- Task details
Copy all the entries below exactly, but not the pictures.

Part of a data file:
------------------------

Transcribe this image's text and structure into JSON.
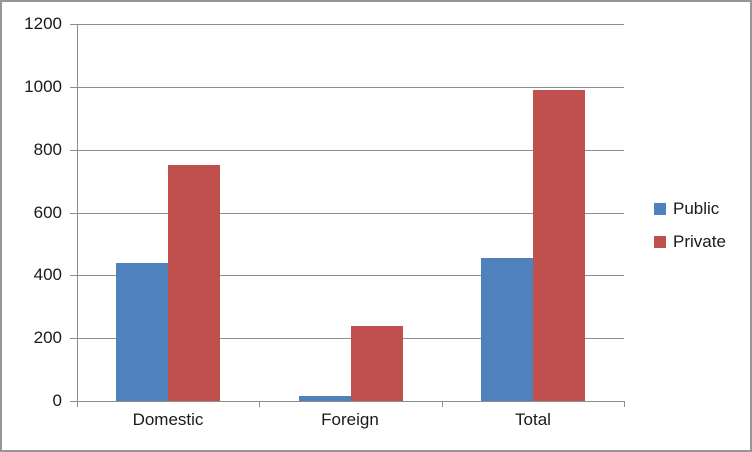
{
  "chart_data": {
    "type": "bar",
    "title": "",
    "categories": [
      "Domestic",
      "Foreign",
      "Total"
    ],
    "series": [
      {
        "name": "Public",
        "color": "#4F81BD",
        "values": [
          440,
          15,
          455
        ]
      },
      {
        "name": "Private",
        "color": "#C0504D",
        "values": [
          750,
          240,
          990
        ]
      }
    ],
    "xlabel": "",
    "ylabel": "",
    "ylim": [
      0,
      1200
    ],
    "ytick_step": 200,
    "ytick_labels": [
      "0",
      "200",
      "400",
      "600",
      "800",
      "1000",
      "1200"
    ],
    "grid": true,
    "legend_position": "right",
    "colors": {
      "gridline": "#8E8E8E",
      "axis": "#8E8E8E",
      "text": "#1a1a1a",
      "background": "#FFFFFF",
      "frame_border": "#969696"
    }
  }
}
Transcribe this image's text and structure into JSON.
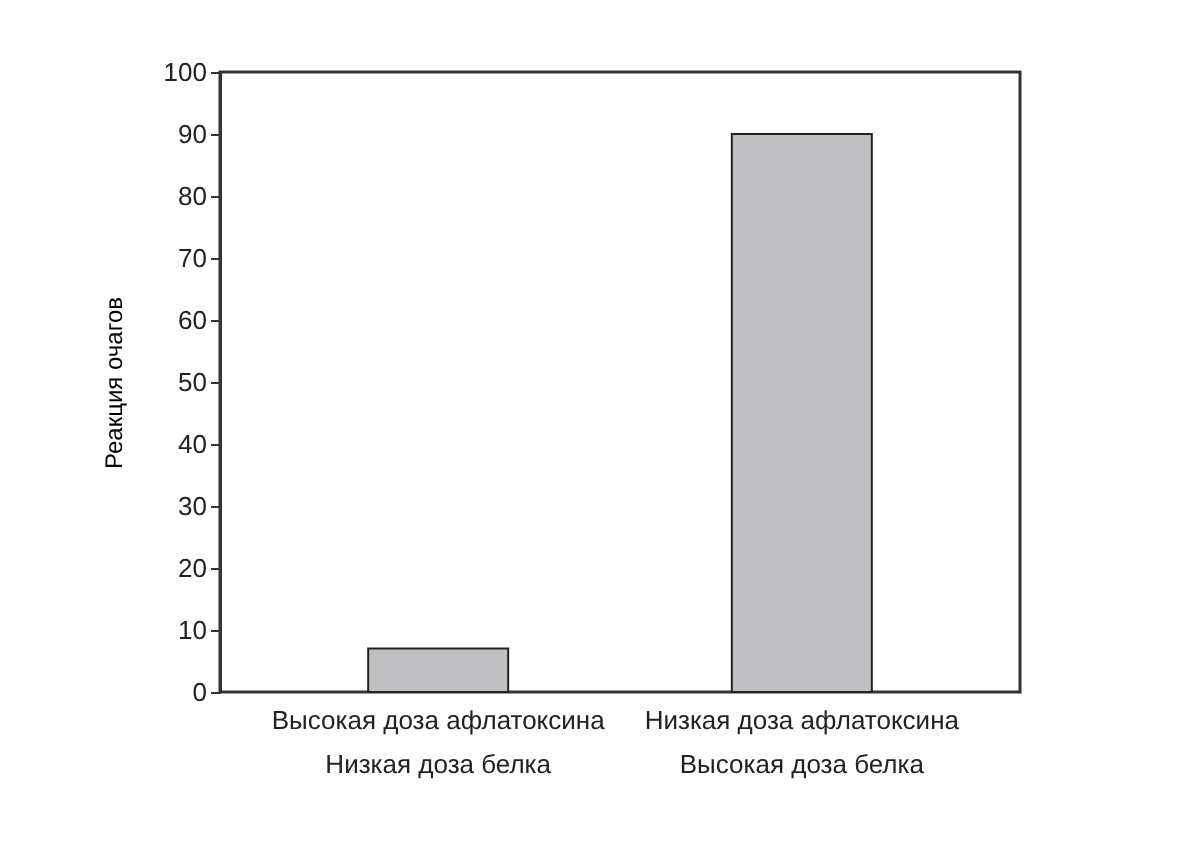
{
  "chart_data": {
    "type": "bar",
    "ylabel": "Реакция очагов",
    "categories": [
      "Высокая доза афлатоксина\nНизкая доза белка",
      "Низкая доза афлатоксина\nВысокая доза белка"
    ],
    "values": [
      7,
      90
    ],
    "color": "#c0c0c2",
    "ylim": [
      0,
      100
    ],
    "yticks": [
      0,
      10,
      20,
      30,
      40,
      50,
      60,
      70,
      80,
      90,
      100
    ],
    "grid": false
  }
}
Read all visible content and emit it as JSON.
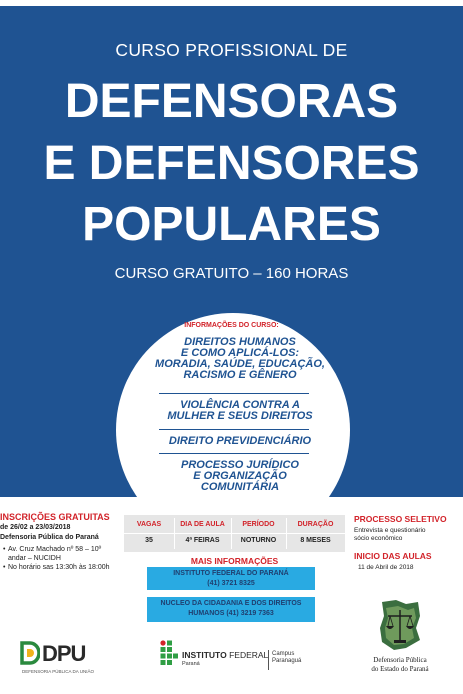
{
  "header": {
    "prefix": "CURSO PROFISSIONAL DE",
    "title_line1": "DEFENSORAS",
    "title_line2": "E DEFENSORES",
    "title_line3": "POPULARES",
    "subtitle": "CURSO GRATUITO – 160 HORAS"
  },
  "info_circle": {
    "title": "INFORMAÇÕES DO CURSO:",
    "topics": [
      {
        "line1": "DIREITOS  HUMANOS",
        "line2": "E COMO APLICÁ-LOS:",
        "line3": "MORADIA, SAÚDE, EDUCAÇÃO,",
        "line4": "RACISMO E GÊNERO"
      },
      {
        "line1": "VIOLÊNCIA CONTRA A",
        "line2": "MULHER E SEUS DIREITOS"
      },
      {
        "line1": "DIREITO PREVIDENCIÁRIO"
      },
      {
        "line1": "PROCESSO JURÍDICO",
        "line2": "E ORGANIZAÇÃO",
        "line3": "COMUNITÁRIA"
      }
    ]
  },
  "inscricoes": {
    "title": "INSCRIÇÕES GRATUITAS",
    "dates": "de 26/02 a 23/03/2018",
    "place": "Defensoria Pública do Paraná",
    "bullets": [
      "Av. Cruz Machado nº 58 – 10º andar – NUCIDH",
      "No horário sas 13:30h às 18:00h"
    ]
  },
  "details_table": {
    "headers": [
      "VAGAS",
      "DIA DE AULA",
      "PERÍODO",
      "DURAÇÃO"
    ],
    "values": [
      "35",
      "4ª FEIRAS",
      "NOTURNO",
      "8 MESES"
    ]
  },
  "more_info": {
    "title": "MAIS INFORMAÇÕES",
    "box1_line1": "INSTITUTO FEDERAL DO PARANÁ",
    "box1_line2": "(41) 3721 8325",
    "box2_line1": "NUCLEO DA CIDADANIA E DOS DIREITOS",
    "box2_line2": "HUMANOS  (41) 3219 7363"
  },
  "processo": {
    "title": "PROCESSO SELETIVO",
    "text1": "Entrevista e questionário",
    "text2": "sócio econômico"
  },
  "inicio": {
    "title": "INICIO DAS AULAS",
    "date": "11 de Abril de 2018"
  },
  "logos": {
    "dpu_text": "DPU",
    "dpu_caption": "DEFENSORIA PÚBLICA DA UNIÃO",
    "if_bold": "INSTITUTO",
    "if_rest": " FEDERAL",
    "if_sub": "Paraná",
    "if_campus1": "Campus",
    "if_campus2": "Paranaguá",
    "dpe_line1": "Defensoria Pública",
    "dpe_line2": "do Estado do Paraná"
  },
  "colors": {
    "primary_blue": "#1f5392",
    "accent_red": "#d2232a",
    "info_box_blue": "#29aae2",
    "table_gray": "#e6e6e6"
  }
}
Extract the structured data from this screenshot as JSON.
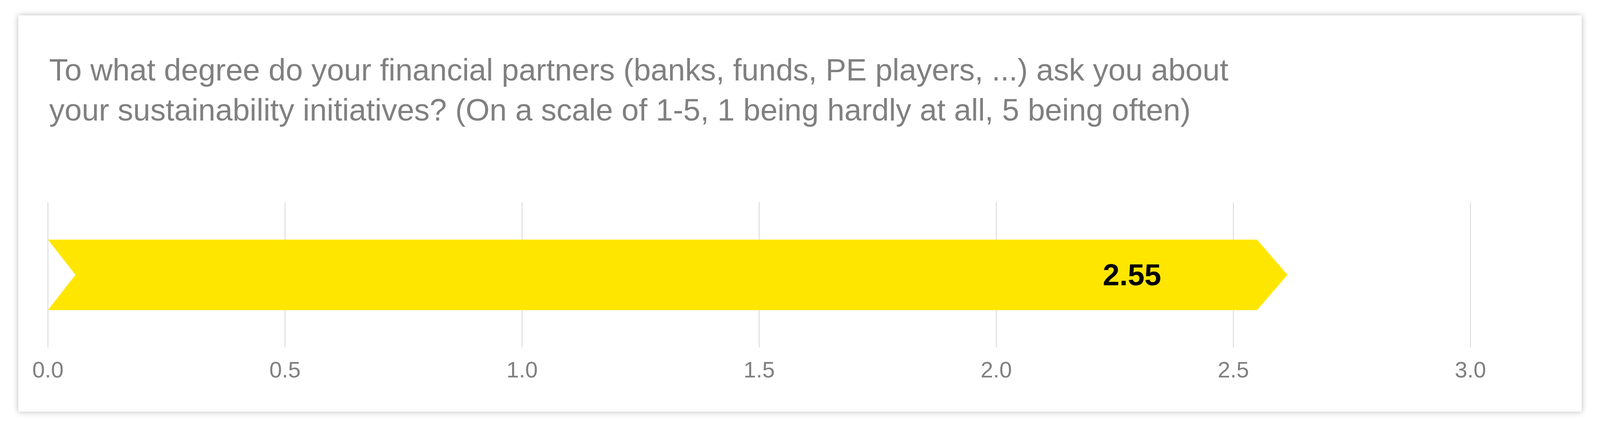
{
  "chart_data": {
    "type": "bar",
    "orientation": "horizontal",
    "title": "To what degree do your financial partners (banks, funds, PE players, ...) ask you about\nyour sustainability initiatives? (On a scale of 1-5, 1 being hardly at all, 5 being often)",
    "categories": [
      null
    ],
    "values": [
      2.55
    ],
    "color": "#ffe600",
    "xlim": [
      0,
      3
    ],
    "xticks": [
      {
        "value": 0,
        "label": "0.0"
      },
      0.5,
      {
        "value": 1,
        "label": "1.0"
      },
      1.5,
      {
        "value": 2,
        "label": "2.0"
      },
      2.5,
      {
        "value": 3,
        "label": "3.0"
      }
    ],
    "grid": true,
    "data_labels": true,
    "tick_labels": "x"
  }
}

------------------------

- Task response
Transcribe this image's text and structure into JSON.
{
  "chart_data": {
    "type": "bar",
    "title": "",
    "categories": [
      "Domestic",
      "Foreign",
      "Total"
    ],
    "series": [
      {
        "name": "Public",
        "color": "#4F81BD",
        "values": [
          440,
          15,
          455
        ]
      },
      {
        "name": "Private",
        "color": "#C0504D",
        "values": [
          750,
          240,
          990
        ]
      }
    ],
    "xlabel": "",
    "ylabel": "",
    "ylim": [
      0,
      1200
    ],
    "ytick_step": 200,
    "ytick_labels": [
      "0",
      "200",
      "400",
      "600",
      "800",
      "1000",
      "1200"
    ],
    "grid": true,
    "legend_position": "right",
    "colors": {
      "gridline": "#8E8E8E",
      "axis": "#8E8E8E",
      "text": "#1a1a1a",
      "background": "#FFFFFF",
      "frame_border": "#969696"
    }
  }
}
Transcribe this image's text and structure into JSON.
{
  "chart_data": {
    "type": "bar",
    "ylabel": "Реакция очагов",
    "categories": [
      "Высокая доза афлатоксина\nНизкая доза белка",
      "Низкая доза афлатоксина\nВысокая доза белка"
    ],
    "values": [
      7,
      90
    ],
    "color": "#c0c0c2",
    "ylim": [
      0,
      100
    ],
    "yticks": [
      0,
      10,
      20,
      30,
      40,
      50,
      60,
      70,
      80,
      90,
      100
    ],
    "grid": false
  }
}
Read all visible content and emit it as JSON.
{
  "header": {
    "prefix": "CURSO PROFISSIONAL DE",
    "title_line1": "DEFENSORAS",
    "title_line2": "E DEFENSORES",
    "title_line3": "POPULARES",
    "subtitle": "CURSO GRATUITO – 160 HORAS"
  },
  "info_circle": {
    "title": "INFORMAÇÕES DO CURSO:",
    "topics": [
      {
        "line1": "DIREITOS  HUMANOS",
        "line2": "E COMO APLICÁ-LOS:",
        "line3": "MORADIA, SAÚDE, EDUCAÇÃO,",
        "line4": "RACISMO E GÊNERO"
      },
      {
        "line1": "VIOLÊNCIA CONTRA A",
        "line2": "MULHER E SEUS DIREITOS"
      },
      {
        "line1": "DIREITO PREVIDENCIÁRIO"
      },
      {
        "line1": "PROCESSO JURÍDICO",
        "line2": "E ORGANIZAÇÃO",
        "line3": "COMUNITÁRIA"
      }
    ]
  },
  "inscricoes": {
    "title": "INSCRIÇÕES GRATUITAS",
    "dates": "de 26/02 a 23/03/2018",
    "place": "Defensoria Pública do Paraná",
    "bullets": [
      "Av. Cruz Machado nº 58 – 10º andar – NUCIDH",
      "No horário sas 13:30h às 18:00h"
    ]
  },
  "details_table": {
    "headers": [
      "VAGAS",
      "DIA DE AULA",
      "PERÍODO",
      "DURAÇÃO"
    ],
    "values": [
      "35",
      "4ª FEIRAS",
      "NOTURNO",
      "8 MESES"
    ]
  },
  "more_info": {
    "title": "MAIS INFORMAÇÕES",
    "box1_line1": "INSTITUTO FEDERAL DO PARANÁ",
    "box1_line2": "(41) 3721 8325",
    "box2_line1": "NUCLEO DA CIDADANIA E DOS DIREITOS",
    "box2_line2": "HUMANOS  (41) 3219 7363"
  },
  "processo": {
    "title": "PROCESSO SELETIVO",
    "text1": "Entrevista e questionário",
    "text2": "sócio econômico"
  },
  "inicio": {
    "title": "INICIO DAS AULAS",
    "date": "11 de Abril de 2018"
  },
  "logos": {
    "dpu_text": "DPU",
    "dpu_caption": "DEFENSORIA PÚBLICA DA UNIÃO",
    "if_bold": "INSTITUTO",
    "if_rest": " FEDERAL",
    "if_sub": "Paraná",
    "if_campus1": "Campus",
    "if_campus2": "Paranaguá",
    "dpe_line1": "Defensoria Pública",
    "dpe_line2": "do Estado do Paraná"
  },
  "colors": {
    "primary_blue": "#1f5392",
    "accent_red": "#d2232a",
    "info_box_blue": "#29aae2",
    "table_gray": "#e6e6e6"
  }
}
Extract the structured data from this screenshot as JSON.
{
  "chart_data": {
    "type": "bar",
    "orientation": "horizontal",
    "title": "To what degree do your financial partners (banks, funds, PE players, ...) ask you about\nyour sustainability initiatives? (On a scale of 1-5, 1 being hardly at all, 5 being often)",
    "categories": [
      null
    ],
    "values": [
      2.55
    ],
    "color": "#ffe600",
    "xlim": [
      0,
      3
    ],
    "xticks": [
      {
        "value": 0,
        "label": "0.0"
      },
      0.5,
      {
        "value": 1,
        "label": "1.0"
      },
      1.5,
      {
        "value": 2,
        "label": "2.0"
      },
      2.5,
      {
        "value": 3,
        "label": "3.0"
      }
    ],
    "grid": true,
    "data_labels": true,
    "tick_labels": "x"
  }
}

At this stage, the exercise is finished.